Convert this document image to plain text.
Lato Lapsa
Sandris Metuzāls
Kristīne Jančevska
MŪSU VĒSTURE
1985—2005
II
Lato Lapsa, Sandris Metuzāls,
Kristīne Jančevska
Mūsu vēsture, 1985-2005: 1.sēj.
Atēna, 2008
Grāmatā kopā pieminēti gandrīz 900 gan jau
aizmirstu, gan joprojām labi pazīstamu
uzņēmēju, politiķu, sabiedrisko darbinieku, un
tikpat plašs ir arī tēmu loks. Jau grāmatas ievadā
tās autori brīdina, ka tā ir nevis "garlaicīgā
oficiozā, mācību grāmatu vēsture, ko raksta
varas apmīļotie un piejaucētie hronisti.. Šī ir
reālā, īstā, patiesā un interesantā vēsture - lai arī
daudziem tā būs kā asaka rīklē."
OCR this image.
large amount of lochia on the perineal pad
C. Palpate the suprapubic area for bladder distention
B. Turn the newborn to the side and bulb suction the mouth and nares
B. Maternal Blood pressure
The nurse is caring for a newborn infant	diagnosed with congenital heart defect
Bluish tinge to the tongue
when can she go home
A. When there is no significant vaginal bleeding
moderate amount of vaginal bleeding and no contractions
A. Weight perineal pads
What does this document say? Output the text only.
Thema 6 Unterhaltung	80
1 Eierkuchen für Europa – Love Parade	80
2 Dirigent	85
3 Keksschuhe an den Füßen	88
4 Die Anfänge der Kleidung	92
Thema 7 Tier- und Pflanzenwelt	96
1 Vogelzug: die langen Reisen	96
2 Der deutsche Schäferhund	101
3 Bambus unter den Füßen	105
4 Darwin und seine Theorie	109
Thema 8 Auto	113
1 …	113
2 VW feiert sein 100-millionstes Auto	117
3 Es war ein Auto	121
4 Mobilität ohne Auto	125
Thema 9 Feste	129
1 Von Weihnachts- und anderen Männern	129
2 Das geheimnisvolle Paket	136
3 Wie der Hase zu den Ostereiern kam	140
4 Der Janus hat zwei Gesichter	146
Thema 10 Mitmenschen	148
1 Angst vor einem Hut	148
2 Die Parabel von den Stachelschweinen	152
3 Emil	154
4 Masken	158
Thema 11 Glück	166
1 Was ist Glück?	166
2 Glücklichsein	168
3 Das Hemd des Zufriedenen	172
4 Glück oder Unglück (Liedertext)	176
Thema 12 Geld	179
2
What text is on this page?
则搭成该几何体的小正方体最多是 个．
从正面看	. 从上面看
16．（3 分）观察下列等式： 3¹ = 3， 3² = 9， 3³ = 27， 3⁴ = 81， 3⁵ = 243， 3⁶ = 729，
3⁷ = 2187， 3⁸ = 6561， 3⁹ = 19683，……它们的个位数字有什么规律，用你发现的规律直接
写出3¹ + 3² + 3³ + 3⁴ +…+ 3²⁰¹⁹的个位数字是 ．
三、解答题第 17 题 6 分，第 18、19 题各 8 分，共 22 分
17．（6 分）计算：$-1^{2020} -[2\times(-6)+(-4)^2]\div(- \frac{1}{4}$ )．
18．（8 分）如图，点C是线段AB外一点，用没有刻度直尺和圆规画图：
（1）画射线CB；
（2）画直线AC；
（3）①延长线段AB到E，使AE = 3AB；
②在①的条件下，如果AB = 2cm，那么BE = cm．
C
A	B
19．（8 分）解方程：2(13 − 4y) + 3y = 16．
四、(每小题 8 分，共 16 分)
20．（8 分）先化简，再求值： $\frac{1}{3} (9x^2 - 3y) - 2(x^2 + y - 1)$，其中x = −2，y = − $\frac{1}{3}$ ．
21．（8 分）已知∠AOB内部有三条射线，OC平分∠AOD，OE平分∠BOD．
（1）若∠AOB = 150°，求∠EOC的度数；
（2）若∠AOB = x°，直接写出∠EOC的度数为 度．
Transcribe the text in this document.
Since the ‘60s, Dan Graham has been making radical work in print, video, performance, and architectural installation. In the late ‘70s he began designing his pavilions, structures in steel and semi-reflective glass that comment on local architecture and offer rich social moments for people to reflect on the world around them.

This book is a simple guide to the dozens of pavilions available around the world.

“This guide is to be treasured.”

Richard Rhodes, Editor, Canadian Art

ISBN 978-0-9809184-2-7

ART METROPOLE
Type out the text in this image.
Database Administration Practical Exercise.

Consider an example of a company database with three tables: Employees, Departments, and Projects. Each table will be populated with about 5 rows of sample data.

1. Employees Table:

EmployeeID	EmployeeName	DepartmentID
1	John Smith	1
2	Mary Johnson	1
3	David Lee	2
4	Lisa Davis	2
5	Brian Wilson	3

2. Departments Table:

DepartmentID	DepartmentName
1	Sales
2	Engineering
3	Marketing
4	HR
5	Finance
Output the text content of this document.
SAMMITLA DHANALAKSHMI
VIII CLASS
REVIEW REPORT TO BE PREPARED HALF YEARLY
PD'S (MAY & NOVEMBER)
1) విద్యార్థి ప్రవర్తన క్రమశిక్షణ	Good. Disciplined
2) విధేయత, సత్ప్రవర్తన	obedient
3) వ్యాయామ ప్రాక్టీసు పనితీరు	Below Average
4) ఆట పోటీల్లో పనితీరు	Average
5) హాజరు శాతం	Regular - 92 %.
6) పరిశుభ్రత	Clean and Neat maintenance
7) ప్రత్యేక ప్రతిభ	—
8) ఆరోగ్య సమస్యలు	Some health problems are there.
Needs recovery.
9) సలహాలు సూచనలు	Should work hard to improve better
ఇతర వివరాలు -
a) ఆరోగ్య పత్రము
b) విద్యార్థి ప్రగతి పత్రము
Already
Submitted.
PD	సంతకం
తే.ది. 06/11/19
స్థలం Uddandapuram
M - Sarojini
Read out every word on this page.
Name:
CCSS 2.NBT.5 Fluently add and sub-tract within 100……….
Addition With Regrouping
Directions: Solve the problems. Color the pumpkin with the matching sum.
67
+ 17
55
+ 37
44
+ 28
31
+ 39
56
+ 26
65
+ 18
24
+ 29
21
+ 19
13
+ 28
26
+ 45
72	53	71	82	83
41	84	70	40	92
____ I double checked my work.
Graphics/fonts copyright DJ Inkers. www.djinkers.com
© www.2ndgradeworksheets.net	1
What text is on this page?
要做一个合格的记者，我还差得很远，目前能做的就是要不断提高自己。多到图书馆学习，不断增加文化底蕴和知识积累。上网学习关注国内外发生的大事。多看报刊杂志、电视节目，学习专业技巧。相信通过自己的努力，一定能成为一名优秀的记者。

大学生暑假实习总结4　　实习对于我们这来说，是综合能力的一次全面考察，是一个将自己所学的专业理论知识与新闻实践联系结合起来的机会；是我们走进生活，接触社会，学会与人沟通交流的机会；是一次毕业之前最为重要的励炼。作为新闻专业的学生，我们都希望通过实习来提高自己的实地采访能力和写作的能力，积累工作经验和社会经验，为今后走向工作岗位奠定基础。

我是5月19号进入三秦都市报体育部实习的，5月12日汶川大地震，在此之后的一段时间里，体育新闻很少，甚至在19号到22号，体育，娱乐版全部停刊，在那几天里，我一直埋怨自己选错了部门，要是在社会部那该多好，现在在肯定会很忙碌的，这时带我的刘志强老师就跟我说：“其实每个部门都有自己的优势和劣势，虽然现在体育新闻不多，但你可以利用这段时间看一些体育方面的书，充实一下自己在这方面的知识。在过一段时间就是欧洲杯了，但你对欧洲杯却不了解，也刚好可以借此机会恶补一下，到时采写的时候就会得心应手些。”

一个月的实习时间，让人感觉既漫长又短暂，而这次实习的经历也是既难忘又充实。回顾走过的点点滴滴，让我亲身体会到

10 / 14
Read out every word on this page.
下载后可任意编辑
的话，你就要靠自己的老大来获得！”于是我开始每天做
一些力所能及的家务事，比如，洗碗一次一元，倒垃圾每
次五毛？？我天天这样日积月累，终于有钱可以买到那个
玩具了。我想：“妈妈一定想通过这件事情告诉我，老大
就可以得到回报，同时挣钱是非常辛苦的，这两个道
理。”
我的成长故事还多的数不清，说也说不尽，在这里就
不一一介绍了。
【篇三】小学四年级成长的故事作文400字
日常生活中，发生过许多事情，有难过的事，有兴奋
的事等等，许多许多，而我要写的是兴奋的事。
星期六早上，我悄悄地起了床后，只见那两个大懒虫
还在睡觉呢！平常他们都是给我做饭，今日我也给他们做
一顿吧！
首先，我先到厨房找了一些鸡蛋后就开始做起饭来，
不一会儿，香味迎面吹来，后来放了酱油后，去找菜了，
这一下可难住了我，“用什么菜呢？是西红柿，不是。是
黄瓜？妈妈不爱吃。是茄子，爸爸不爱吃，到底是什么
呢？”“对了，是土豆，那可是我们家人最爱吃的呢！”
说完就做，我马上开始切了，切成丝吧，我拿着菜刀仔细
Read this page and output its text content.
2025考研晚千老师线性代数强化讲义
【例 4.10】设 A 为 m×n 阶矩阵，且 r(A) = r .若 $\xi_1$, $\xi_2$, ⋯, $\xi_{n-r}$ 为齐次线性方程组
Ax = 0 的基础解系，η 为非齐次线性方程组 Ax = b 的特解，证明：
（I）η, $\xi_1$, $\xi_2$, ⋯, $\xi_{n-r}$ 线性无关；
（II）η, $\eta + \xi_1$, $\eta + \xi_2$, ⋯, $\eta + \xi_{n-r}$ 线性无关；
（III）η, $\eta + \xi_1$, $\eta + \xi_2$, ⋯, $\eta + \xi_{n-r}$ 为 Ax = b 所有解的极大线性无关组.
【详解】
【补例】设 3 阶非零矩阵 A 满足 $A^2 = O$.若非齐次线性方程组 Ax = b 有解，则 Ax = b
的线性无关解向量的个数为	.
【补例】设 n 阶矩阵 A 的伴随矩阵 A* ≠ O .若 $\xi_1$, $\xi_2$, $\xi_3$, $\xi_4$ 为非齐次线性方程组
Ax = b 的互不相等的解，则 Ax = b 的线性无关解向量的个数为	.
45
------------------------------
#### To be done
Tally every line of the data that holds the word "为非齐次线性方程组" and write the count alone.

#### Written response
2